Records:
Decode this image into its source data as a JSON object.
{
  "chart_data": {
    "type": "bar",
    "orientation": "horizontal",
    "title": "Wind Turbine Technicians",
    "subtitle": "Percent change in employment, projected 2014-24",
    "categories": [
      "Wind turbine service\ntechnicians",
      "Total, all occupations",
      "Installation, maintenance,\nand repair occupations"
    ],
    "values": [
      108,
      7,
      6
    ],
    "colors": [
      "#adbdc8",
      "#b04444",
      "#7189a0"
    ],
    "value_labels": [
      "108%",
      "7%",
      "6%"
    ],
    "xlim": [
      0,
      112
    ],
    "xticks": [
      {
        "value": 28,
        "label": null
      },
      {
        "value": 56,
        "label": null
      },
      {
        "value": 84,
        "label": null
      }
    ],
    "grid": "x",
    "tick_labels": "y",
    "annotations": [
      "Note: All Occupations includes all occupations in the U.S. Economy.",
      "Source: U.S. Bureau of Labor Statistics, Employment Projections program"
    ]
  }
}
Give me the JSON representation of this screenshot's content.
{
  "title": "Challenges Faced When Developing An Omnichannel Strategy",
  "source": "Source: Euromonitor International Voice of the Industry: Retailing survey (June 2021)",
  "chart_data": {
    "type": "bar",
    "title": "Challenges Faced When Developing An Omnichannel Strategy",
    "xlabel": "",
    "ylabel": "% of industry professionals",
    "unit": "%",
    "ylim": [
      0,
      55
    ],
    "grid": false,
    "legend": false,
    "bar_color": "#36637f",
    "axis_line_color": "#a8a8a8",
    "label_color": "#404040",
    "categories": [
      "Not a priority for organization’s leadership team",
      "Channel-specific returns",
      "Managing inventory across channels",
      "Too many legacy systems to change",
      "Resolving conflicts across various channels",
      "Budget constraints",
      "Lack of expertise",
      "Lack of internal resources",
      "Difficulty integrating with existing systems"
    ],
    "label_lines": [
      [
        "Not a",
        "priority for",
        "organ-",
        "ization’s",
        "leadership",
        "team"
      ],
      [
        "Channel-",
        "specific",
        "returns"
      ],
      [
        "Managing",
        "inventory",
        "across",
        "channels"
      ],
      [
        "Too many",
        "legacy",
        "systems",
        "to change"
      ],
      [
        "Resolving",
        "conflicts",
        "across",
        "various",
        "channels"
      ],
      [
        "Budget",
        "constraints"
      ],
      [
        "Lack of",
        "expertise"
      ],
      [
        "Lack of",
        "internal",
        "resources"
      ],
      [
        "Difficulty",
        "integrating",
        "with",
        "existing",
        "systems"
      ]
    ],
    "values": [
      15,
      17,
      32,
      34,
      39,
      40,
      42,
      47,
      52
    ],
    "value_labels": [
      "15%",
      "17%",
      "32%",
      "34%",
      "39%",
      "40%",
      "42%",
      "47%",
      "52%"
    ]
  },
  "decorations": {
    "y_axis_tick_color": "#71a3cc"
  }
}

* **TASK OBJECTIVE**
Restate every line of the data word for word.

* **ANSWER TO THIS PROBLEM**
Decode this image into its source data as a JSON object.
{
  "chart_data": {
    "type": "bar",
    "orientation": "horizontal",
    "title": "Wind Turbine Technicians",
    "subtitle": "Percent change in employment, projected 2014-24",
    "categories": [
      "Wind turbine service\ntechnicians",
      "Total, all occupations",
      "Installation, maintenance,\nand repair occupations"
    ],
    "values": [
      108,
      7,
      6
    ],
    "colors": [
      "#adbdc8",
      "#b04444",
      "#7189a0"
    ],
    "value_labels": [
      "108%",
      "7%",
      "6%"
    ],
    "xlim": [
      0,
      112
    ],
    "xticks": [
      {
        "value": 28,
        "label": null
      },
      {
        "value": 56,
        "label": null
      },
      {
        "value": 84,
        "label": null
      }
    ],
    "grid": "x",
    "tick_labels": "y",
    "annotations": [
      "Note: All Occupations includes all occupations in the U.S. Economy.",
      "Source: U.S. Bureau of Labor Statistics, Employment Projections program"
    ]
  }
}
Give me the JSON representation of this screenshot's content.
{
  "title": "Challenges Faced When Developing An Omnichannel Strategy",
  "source": "Source: Euromonitor International Voice of the Industry: Retailing survey (June 2021)",
  "chart_data": {
    "type": "bar",
    "title": "Challenges Faced When Developing An Omnichannel Strategy",
    "xlabel": "",
    "ylabel": "% of industry professionals",
    "unit": "%",
    "ylim": [
      0,
      55
    ],
    "grid": false,
    "legend": false,
    "bar_color": "#36637f",
    "axis_line_color": "#a8a8a8",
    "label_color": "#404040",
    "categories": [
      "Not a priority for organization’s leadership team",
      "Channel-specific returns",
      "Managing inventory across channels",
      "Too many legacy systems to change",
      "Resolving conflicts across various channels",
      "Budget constraints",
      "Lack of expertise",
      "Lack of internal resources",
      "Difficulty integrating with existing systems"
    ],
    "label_lines": [
      [
        "Not a",
        "priority for",
        "organ-",
        "ization’s",
        "leadership",
        "team"
      ],
      [
        "Channel-",
        "specific",
        "returns"
      ],
      [
        "Managing",
        "inventory",
        "across",
        "channels"
      ],
      [
        "Too many",
        "legacy",
        "systems",
        "to change"
      ],
      [
        "Resolving",
        "conflicts",
        "across",
        "various",
        "channels"
      ],
      [
        "Budget",
        "constraints"
      ],
      [
        "Lack of",
        "expertise"
      ],
      [
        "Lack of",
        "internal",
        "resources"
      ],
      [
        "Difficulty",
        "integrating",
        "with",
        "existing",
        "systems"
      ]
    ],
    "values": [
      15,
      17,
      32,
      34,
      39,
      40,
      42,
      47,
      52
    ],
    "value_labels": [
      "15%",
      "17%",
      "32%",
      "34%",
      "39%",
      "40%",
      "42%",
      "47%",
      "52%"
    ]
  },
  "decorations": {
    "y_axis_tick_color": "#71a3cc"
  }
}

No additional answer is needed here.